> Raw records:
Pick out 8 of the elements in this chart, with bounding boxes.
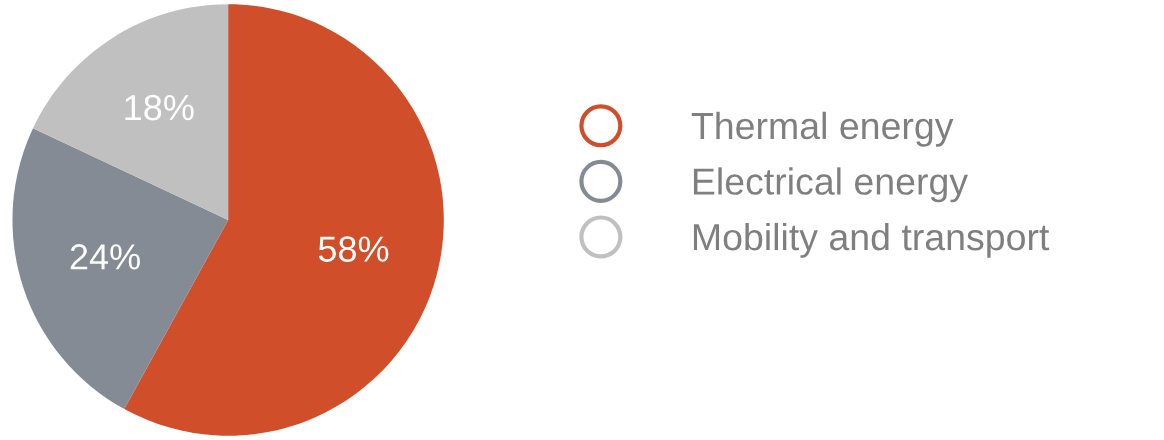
legend-label: Thermal energy bbox=[691, 111, 954, 147]
data-label: 24% bbox=[70, 244, 140, 270]
legend-label: Mobility and transport bbox=[693, 222, 1050, 258]
legend-label: Electrical energy bbox=[693, 167, 968, 203]
data-label: 18% bbox=[125, 94, 194, 121]
pie-slice bbox=[32, 4, 229, 220]
pie-slice bbox=[12, 128, 229, 410]
data-label: 58% bbox=[318, 236, 389, 262]
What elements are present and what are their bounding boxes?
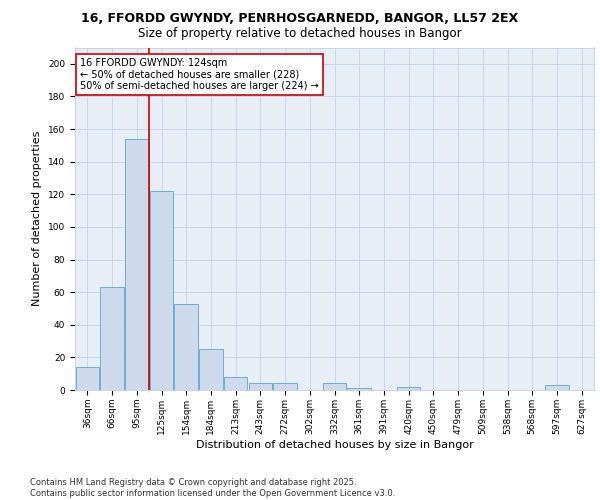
- Bar: [150, 191, 173, 390]
- Bar: [347, 388, 371, 390]
- Text: Contains HM Land Registry data © Crown copyright and database right 2025.
Contai: Contains HM Land Registry data © Crown c…: [30, 478, 395, 498]
- Bar: [323, 384, 346, 390]
- Bar: [199, 349, 223, 390]
- Bar: [100, 287, 124, 390]
- Bar: [248, 384, 272, 390]
- Bar: [545, 385, 569, 390]
- Bar: [224, 377, 247, 390]
- Bar: [175, 304, 198, 390]
- Bar: [274, 384, 297, 390]
- Bar: [76, 367, 99, 390]
- Text: 16 FFORDD GWYNDY: 124sqm
← 50% of detached houses are smaller (228)
50% of semi-: 16 FFORDD GWYNDY: 124sqm ← 50% of detach…: [80, 58, 319, 91]
- Text: Size of property relative to detached houses in Bangor: Size of property relative to detached ho…: [138, 28, 462, 40]
- Bar: [397, 386, 421, 390]
- X-axis label: Distribution of detached houses by size in Bangor: Distribution of detached houses by size …: [196, 440, 473, 450]
- Text: 16, FFORDD GWYNDY, PENRHOSGARNEDD, BANGOR, LL57 2EX: 16, FFORDD GWYNDY, PENRHOSGARNEDD, BANGO…: [82, 12, 518, 26]
- Y-axis label: Number of detached properties: Number of detached properties: [32, 131, 43, 306]
- Bar: [125, 139, 149, 390]
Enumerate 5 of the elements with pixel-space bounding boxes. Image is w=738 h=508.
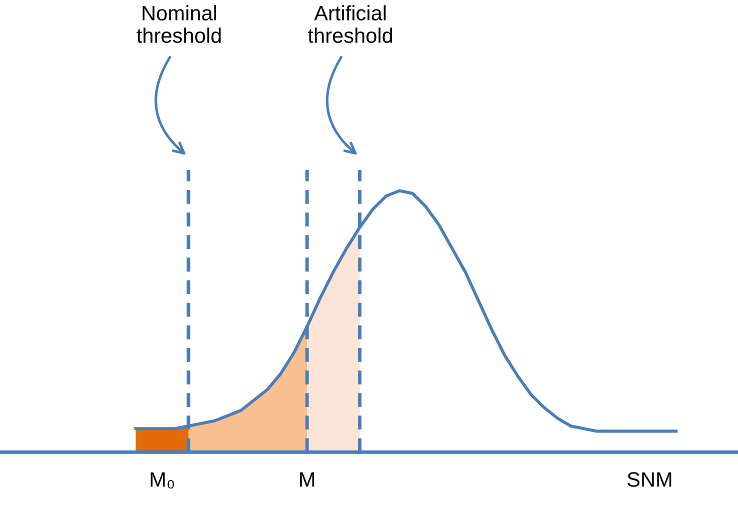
x-tick-label: M — [300, 472, 314, 487]
text: Nominal threshold — [136, 5, 221, 43]
text: Artificial threshold — [308, 5, 392, 43]
x-tick-label: M₀ — [150, 472, 174, 489]
x-tick-label: SNM — [628, 472, 672, 487]
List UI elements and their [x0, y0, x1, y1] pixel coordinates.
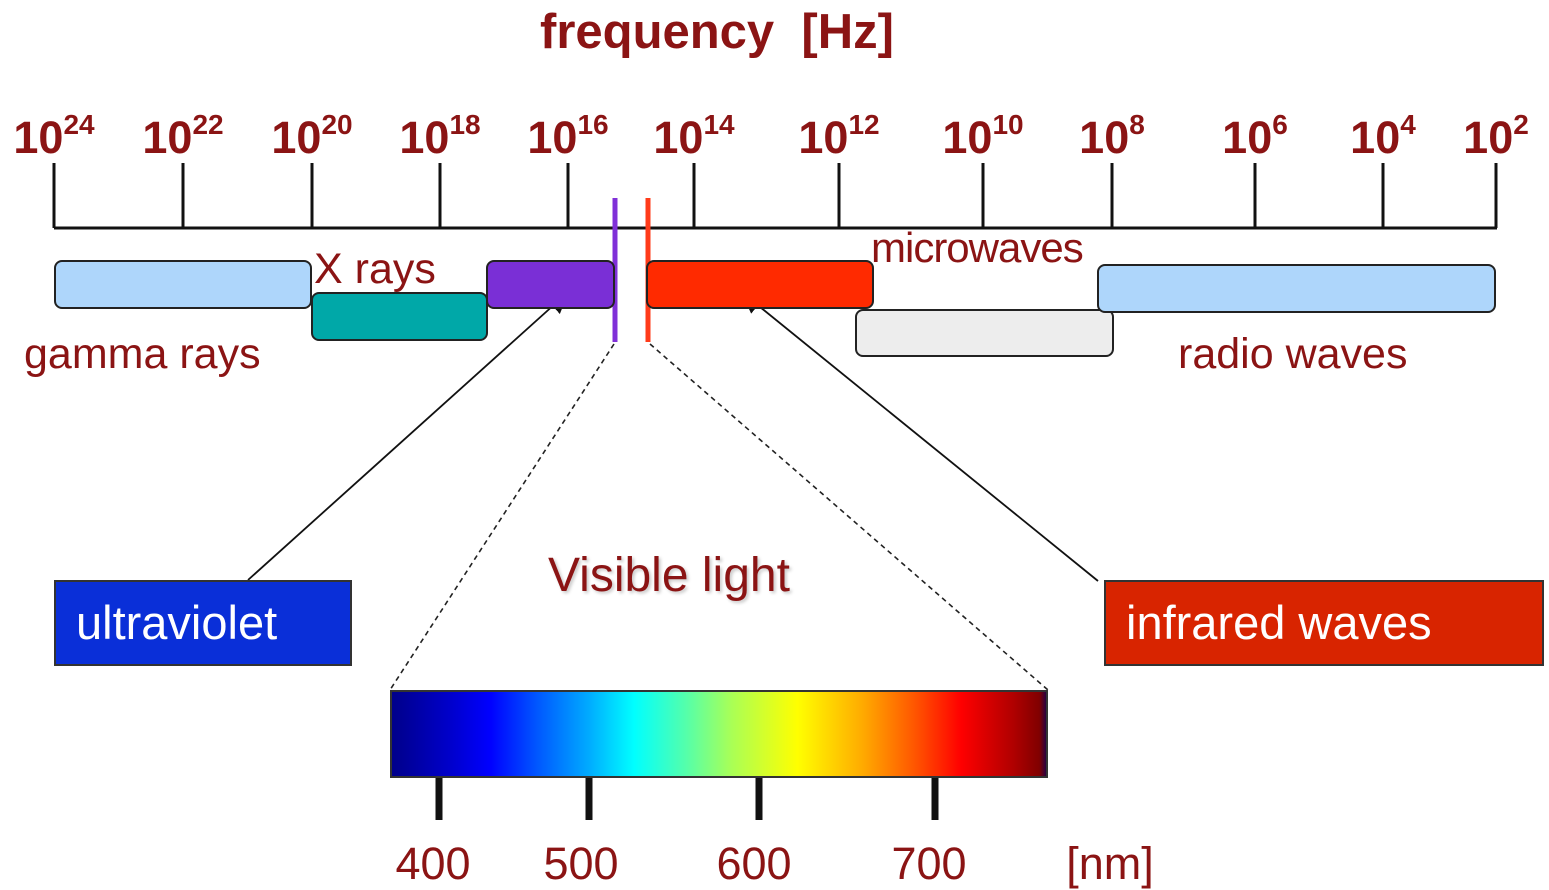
frequency-tick-label-1: 1022: [142, 109, 224, 164]
visible-tick-label-500: 500: [543, 838, 619, 889]
frequency-tick-label-0: 1024: [13, 109, 95, 164]
tick-exponent: 20: [321, 109, 353, 140]
visible-projection-right: [649, 343, 1049, 691]
radio-waves-band: [1097, 264, 1496, 313]
infrared-callout: infrared waves: [1104, 580, 1544, 666]
frequency-tick-label-2: 1020: [271, 109, 353, 164]
visible-tick-label-600: 600: [716, 838, 792, 889]
tick-base: 10: [1079, 112, 1130, 163]
tick-exponent: 16: [577, 109, 609, 140]
tick-base: 10: [142, 112, 193, 163]
tick-base: 10: [1350, 112, 1401, 163]
visible-tick-label-700: 700: [891, 838, 967, 889]
gamma-rays-band: [54, 260, 312, 309]
frequency-tick-label-4: 1016: [527, 109, 609, 164]
tick-exponent: 10: [992, 109, 1024, 140]
tick-exponent: 18: [449, 109, 481, 140]
tick-exponent: 8: [1129, 109, 1145, 140]
tick-exponent: 4: [1400, 109, 1416, 140]
tick-exponent: 24: [63, 109, 95, 140]
infrared-arrow: [741, 291, 1099, 582]
tick-base: 10: [798, 112, 849, 163]
visible-tick-label-400: 400: [395, 838, 471, 889]
tick-base: 10: [942, 112, 993, 163]
microwaves-band: [855, 309, 1114, 357]
microwaves-label: microwaves: [871, 224, 1084, 271]
tick-base: 10: [271, 112, 322, 163]
wavelength-unit-label: [nm]: [1066, 838, 1154, 889]
x-rays-band: [311, 292, 488, 341]
frequency-tick-label-7: 1010: [942, 109, 1024, 164]
x-rays-label: X rays: [314, 245, 436, 293]
infrared-band: [646, 260, 874, 309]
ultraviolet-arrow: [247, 291, 569, 581]
frequency-tick-label-9: 106: [1222, 109, 1288, 164]
visible-tick-marks: [435, 778, 939, 820]
visible-light-title: Visible light: [548, 549, 790, 602]
frequency-tick-label-6: 1012: [798, 109, 880, 164]
frequency-tick-label-10: 104: [1350, 109, 1416, 164]
visible-projection-left: [389, 343, 615, 691]
tick-exponent: 22: [192, 109, 224, 140]
frequency-tick-label-8: 108: [1079, 109, 1145, 164]
frequency-tick-label-11: 102: [1463, 109, 1529, 164]
tick-exponent: 12: [848, 109, 880, 140]
frequency-tick-marks: [52, 163, 1498, 228]
tick-base: 10: [527, 112, 578, 163]
tick-base: 10: [399, 112, 450, 163]
tick-base: 10: [1222, 112, 1273, 163]
frequency-tick-label-5: 1014: [653, 109, 735, 164]
tick-exponent: 6: [1272, 109, 1288, 140]
frequency-tick-label-3: 1018: [399, 109, 481, 164]
visible-spectrum-gradient: [390, 690, 1048, 778]
tick-base: 10: [13, 112, 64, 163]
frequency-axis-title: frequency [Hz]: [540, 5, 894, 59]
tick-base: 10: [1463, 112, 1514, 163]
ultraviolet-callout: ultraviolet: [54, 580, 352, 666]
radio-waves-label: radio waves: [1178, 330, 1408, 378]
tick-exponent: 2: [1513, 109, 1529, 140]
tick-exponent: 14: [703, 109, 735, 140]
tick-base: 10: [653, 112, 704, 163]
gamma-rays-label: gamma rays: [24, 330, 261, 378]
ultraviolet-band: [486, 260, 615, 309]
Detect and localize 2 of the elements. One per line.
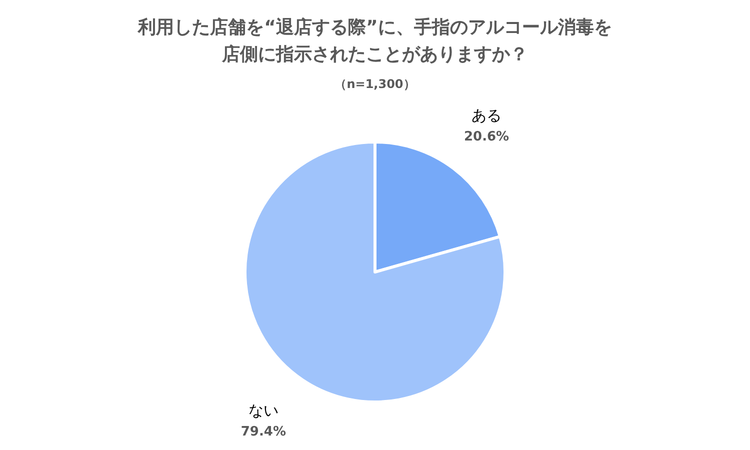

> Exercise requirements: Copy out the lines from the one that has "x-tick-label: M — [300, 472, 314, 487]" through the one that has "List UI elements", swapping "threshold" for "limit" and leaving everything else unchanged.

> Solution for this problem:
x-tick-label: M — [300, 472, 314, 487]
text: Nominal limit — [136, 5, 221, 43]
text: Artificial limit — [308, 5, 392, 43]
x-tick-label: M₀ — [150, 472, 174, 489]
x-tick-label: SNM — [628, 472, 672, 487]
List UI elements and their [x0, y0, x1, y1] pixel coordinates.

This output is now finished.